SOURCE PASSAGE:
/---
Okay, maybe I was a bit too strong with my comments.  On systems where it
is impossible to do something, there will NEED to be some feature macros.
When they are necessary of course they will be provided.  This is what we
will be doing for ap_fork.

However, when it is possible to do something on a system, I want to
provide that function.  Most unixes provide more information than the
posix standard provides, so there will be no need to do a stat for some of
those functions.

As I said both in the commit and te last message, I am getting to it.  The
first pass for APR is a completely posix compliant layer.  This is
easiest, it doesn't require any #ifdefs, and it is garaunteed to work.
When I am done with the first round (RSN), I can start to improve it
slowly.  I really want to get something that Apache can use as soon as it
is ready.  That is my first priority right now.

I will define macros for systems that do things in stupid ways, so users
can do the same thing in other ways, but I will also provide all the
features I can for ALL platforms.


On Sat, 15 May 1999, Dean Gaudet wrote:

> On Sat, 15 May 1999, Ryan Bloom wrote:
> > 
> > Doesn't this break the whole idea of a PORTABLE run-time?
> Dude, feature macros are exactly what we could use to decide on how to
> architect the server.  This fancy architecture we're talking about is a
> unix only solution, and even on unix we're going to need variants.  We're
> going to do something completely different on NT. 
> It doesn't matter how abstract your portable runtime is, there are times
> when you just plain "can't get there from here".  And this is one of them. 
> If for some reason I can do something intelligent on a system without
> mtime in the opendir/readdir which avoids the stat(), then I want to do
> it.  And the best way for me to know to do that is to have a feature
> macro.
\---
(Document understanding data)
/---
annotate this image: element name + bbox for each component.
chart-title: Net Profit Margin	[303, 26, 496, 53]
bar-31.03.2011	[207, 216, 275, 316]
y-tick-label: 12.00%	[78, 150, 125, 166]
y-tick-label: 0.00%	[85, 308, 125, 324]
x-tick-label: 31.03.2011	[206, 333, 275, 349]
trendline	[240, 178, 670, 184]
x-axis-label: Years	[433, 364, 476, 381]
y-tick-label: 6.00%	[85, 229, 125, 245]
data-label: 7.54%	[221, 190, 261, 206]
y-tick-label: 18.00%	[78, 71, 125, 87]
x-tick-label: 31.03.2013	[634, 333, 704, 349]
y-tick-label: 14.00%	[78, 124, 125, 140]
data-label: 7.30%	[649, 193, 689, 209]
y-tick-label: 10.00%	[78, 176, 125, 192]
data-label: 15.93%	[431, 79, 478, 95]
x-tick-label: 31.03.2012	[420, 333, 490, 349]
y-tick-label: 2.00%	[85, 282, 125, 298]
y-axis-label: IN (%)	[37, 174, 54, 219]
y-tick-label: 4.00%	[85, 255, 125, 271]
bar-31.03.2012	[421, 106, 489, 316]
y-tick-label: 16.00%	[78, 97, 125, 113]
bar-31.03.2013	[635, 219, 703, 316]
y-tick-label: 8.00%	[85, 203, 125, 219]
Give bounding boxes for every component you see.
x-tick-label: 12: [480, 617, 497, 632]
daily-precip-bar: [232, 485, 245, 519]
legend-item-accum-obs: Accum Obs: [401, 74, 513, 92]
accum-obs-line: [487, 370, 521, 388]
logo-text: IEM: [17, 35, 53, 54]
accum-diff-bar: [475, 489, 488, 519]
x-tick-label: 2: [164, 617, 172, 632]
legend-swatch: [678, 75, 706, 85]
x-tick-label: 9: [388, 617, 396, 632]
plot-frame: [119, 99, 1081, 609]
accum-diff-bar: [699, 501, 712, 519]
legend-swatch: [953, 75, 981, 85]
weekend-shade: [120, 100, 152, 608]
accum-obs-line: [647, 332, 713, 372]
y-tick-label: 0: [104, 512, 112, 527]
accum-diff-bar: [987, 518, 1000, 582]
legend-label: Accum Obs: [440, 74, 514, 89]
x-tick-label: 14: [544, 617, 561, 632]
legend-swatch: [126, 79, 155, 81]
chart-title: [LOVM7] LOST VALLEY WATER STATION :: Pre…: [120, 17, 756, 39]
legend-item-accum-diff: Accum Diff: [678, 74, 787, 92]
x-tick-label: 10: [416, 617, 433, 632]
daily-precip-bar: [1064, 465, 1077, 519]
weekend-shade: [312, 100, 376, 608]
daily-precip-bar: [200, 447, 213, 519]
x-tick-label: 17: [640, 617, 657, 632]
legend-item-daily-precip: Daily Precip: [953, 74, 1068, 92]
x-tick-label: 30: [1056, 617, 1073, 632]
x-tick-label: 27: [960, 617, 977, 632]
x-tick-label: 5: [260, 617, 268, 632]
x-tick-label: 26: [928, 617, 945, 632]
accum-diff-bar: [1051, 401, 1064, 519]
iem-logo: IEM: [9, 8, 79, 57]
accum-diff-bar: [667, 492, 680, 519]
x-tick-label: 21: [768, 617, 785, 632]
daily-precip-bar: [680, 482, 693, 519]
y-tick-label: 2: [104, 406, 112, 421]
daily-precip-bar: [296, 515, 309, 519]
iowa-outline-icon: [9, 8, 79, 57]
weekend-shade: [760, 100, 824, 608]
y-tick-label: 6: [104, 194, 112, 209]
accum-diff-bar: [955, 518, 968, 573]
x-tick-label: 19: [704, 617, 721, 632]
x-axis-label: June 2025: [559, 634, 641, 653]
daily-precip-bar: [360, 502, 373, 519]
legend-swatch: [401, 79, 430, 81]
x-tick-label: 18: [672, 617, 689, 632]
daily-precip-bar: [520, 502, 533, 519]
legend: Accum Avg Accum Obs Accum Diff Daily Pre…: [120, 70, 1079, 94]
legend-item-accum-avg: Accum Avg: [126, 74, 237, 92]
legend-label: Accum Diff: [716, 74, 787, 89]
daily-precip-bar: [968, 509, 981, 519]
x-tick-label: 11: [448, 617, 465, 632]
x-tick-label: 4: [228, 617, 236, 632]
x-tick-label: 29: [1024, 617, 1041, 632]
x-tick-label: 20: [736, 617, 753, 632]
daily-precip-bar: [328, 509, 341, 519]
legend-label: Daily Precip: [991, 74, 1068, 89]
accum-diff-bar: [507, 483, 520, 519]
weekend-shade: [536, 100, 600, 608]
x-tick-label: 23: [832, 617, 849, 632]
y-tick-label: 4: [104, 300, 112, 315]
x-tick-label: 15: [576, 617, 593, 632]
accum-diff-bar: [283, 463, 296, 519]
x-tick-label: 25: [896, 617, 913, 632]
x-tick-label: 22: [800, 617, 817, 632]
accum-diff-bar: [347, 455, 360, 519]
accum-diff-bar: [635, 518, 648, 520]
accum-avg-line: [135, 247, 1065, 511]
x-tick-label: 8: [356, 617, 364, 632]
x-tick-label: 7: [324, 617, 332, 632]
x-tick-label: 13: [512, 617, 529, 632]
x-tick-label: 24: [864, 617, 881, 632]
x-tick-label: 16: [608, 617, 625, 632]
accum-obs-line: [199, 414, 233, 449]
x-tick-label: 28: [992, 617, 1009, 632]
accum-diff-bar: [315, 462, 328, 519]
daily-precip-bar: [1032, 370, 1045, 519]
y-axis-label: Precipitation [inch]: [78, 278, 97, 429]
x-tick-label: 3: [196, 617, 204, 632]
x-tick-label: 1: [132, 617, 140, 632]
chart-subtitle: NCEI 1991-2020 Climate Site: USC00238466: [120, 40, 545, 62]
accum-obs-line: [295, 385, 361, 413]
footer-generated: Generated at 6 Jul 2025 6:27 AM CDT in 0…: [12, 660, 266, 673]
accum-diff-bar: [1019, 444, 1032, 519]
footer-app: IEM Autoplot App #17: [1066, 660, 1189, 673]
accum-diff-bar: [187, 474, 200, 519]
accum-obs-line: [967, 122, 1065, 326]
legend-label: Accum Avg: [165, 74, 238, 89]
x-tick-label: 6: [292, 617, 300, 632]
\---
PROMPT: Reproduce the mailing-list message verbatim, starting with "I will define" and going on through "different on NT.".

YOUR RESPONSE:
I will define macros for systems that do things in stupid ways, so users
can do the same thing in other ways, but I will also provide all the
features I can for ALL platforms.


On Sat, 15 May 1999, Dean Gaudet wrote:

> On Sat, 15 May 1999, Ryan Bloom wrote:
> > 
> > Doesn't this break the whole idea of a PORTABLE run-time?
> Dude, feature macros are exactly what we could use to decide on how to
> architect the server.  This fancy architecture we're talking about is a
> unix only solution, and even on unix we're going to need variants.  We're
> going to do something completely different on NT.